• _WRITTEN INSTRUCTION_
Which lines hold the string "color"? Copy every one of them.

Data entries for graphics

* * * * * * * * *

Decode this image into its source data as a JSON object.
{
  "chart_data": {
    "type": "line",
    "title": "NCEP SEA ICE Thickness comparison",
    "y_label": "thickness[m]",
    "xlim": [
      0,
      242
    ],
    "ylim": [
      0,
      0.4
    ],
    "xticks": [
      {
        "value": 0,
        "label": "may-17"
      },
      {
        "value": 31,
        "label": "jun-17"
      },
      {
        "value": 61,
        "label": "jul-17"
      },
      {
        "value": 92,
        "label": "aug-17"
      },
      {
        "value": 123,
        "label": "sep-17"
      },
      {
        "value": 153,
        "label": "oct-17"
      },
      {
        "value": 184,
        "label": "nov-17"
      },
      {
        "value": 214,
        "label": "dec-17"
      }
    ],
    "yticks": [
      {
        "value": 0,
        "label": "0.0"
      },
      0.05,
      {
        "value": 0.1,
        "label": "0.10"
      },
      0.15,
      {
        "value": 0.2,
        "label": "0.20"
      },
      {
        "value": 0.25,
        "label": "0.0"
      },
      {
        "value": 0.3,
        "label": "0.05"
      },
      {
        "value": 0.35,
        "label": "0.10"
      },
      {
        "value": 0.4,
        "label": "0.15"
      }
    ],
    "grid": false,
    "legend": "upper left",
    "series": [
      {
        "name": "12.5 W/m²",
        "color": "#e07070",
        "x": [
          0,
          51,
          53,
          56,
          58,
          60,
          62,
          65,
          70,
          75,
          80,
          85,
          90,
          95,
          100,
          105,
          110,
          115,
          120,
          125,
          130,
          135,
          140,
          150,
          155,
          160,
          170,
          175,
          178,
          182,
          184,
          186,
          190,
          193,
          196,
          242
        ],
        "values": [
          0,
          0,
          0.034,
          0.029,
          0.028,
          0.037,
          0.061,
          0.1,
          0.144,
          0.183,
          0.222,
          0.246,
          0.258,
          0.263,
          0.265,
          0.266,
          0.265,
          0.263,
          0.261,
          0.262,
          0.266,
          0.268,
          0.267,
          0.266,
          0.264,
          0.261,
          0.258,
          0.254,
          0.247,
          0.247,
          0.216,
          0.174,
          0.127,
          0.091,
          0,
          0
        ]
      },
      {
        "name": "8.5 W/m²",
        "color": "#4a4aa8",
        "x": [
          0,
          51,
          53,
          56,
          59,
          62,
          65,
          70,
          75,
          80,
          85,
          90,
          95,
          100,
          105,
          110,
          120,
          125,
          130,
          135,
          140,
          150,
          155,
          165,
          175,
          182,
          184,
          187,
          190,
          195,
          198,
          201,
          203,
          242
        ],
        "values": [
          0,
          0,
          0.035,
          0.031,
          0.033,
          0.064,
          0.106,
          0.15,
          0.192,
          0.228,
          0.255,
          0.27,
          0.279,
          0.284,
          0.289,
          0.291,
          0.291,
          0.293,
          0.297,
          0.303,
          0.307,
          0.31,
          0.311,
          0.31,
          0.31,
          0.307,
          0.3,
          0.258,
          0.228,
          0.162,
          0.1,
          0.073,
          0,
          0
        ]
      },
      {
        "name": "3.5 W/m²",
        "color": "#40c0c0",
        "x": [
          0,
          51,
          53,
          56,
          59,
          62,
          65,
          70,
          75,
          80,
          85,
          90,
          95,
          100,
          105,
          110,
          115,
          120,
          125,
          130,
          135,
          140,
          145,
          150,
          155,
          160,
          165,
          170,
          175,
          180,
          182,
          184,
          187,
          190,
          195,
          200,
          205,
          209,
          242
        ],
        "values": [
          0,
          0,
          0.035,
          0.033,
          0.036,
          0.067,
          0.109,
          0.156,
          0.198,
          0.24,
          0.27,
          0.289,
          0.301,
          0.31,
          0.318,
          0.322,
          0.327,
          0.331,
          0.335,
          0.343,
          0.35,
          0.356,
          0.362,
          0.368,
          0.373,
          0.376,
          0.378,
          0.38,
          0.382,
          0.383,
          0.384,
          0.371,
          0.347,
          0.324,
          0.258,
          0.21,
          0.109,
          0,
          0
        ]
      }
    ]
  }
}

* * * * * * * * *

• _SOLUTION TO THIS TASK_
        "color": "#e07070",
        "color": "#4a4aa8",
        "color": "#40c0c0",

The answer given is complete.